◆ **Consigne**
Recopiez, s'il vous plaît, le passage du texte sur la littérature hébraïque compris entre « ITALIE : Moïse-Hayim » et « en Palestine même. », bornes incluses.

ITALIE : Moïse-Hayim Luzzato
On ne peut donner le nom de Renaissance, dans le sens précis du mot, au mouvement qui s'est effectué dans la littérature hébraïque à la fin du xve siècle, pas plus que celui de Décadence ne convient pour désigner l'époque qui l'a précédé.
Longtemps avant Dante et Boccace, et notamment depuis le xe siècle, les lettres hébraïques avaient atteint, principalement en Espagne et partiellement aussi en Provence, un degré de développement inconnu aux langues européennes du Moyen-âge.
Les persécutions religieuses qui anéantirent vers la fin du xive et du xve siècle les populations juives de ces deux pays ne réussirent pas à interrompre complètement ces traditions littéraires. Les débris de la science et des lettres juives furent transplantés par les réfugiés dans leurs pays d'adoption. Des écoles furent fondées de bonne heure aux Pays-Bas, en Turquie, en Palestine même.
Un renouveau littéraire n'était en effet possible qu'en Italie. Partout ailleurs, dans les pays arriérés du Nord et de l'Orient, les juifs, encore sous le coup des malheurs récents, s'étaient repliés sur eux-mêmes et réfugiés dans le plus sombre des mysticismes ou tout au moins dans le dogmatisme le plus étroit. Grâce à des conditions extérieures plus supportables, les communautés italiennes ont pu reprendre la tradition littéraire judéo-espagnole. Nous y voyons surgir des penseurs, des écrivains, des poètes tels qu'Azarie di Rossi, le créateur de la critique historique, Messer Léon, philosophe subtil, Élie le Grammairien, Léon di Modena, le puissant rationaliste, Joseph del Medigo, esprit encyclopédique, les frères poètes Francis, qui combattirent le mysticisme, et beaucoup d'autres qu'il serait trop long d'énumérer[3]. Ceux-ci et les quelques rares écrivains de la Turquie et des Pays-Bas ont donné un certain éclat à la littérature hébraïque pendant tout le xvie et le xviie siècles. Héritiers de la tradition espagnole, ils tendent cependant à réagir contre l'esprit et surtout contre les règles de la prosodie arabe qui enchaînaient la poésie hébraïque. Ils essayent d'introduire des formes littéraires et des conceptions nouvelles en hébreu.

◆ **Données**
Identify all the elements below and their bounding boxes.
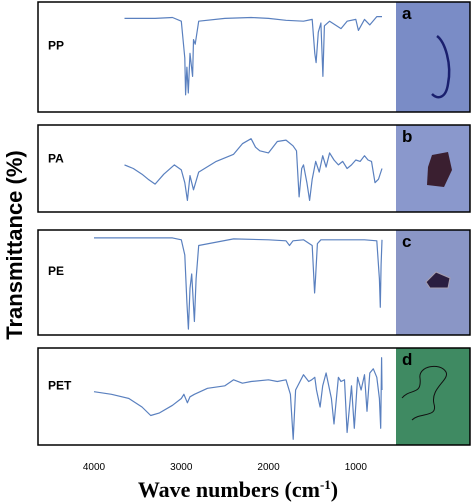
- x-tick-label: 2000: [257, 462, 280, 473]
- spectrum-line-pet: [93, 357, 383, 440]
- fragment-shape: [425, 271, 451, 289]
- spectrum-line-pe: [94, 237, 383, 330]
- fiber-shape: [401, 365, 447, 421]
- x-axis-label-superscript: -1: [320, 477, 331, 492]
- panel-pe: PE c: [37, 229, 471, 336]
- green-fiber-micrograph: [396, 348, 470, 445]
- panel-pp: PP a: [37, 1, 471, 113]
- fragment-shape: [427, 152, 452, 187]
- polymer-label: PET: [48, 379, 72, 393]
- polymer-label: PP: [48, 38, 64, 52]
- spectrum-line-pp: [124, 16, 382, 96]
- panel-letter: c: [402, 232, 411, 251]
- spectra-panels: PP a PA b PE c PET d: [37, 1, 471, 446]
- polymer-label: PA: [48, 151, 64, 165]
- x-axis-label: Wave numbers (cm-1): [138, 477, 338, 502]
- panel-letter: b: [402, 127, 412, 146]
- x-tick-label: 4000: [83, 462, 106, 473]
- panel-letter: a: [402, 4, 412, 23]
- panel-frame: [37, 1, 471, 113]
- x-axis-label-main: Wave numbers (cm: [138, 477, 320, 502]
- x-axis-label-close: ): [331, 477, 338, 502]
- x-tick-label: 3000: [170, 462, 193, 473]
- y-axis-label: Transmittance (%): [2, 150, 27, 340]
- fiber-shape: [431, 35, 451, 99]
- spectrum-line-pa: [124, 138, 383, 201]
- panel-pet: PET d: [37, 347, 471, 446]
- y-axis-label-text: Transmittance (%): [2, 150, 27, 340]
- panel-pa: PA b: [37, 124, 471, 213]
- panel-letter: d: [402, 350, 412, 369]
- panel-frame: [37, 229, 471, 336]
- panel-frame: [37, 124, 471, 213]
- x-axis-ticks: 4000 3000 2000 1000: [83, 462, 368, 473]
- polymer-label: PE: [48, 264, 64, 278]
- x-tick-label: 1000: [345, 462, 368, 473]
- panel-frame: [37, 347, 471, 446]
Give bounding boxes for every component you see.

◆ **Réponse**
ITALIE : Moïse-Hayim Luzzato
On ne peut donner le nom de Renaissance, dans le sens précis du mot, au mouvement qui s'est effectué dans la littérature hébraïque à la fin du xve siècle, pas plus que celui de Décadence ne convient pour désigner l'époque qui l'a précédé.
Longtemps avant Dante et Boccace, et notamment depuis le xe siècle, les lettres hébraïques avaient atteint, principalement en Espagne et partiellement aussi en Provence, un degré de développement inconnu aux langues européennes du Moyen-âge.
Les persécutions religieuses qui anéantirent vers la fin du xive et du xve siècle les populations juives de ces deux pays ne réussirent pas à interrompre complètement ces traditions littéraires. Les débris de la science et des lettres juives furent transplantés par les réfugiés dans leurs pays d'adoption. Des écoles furent fondées de bonne heure aux Pays-Bas, en Turquie, en Palestine même.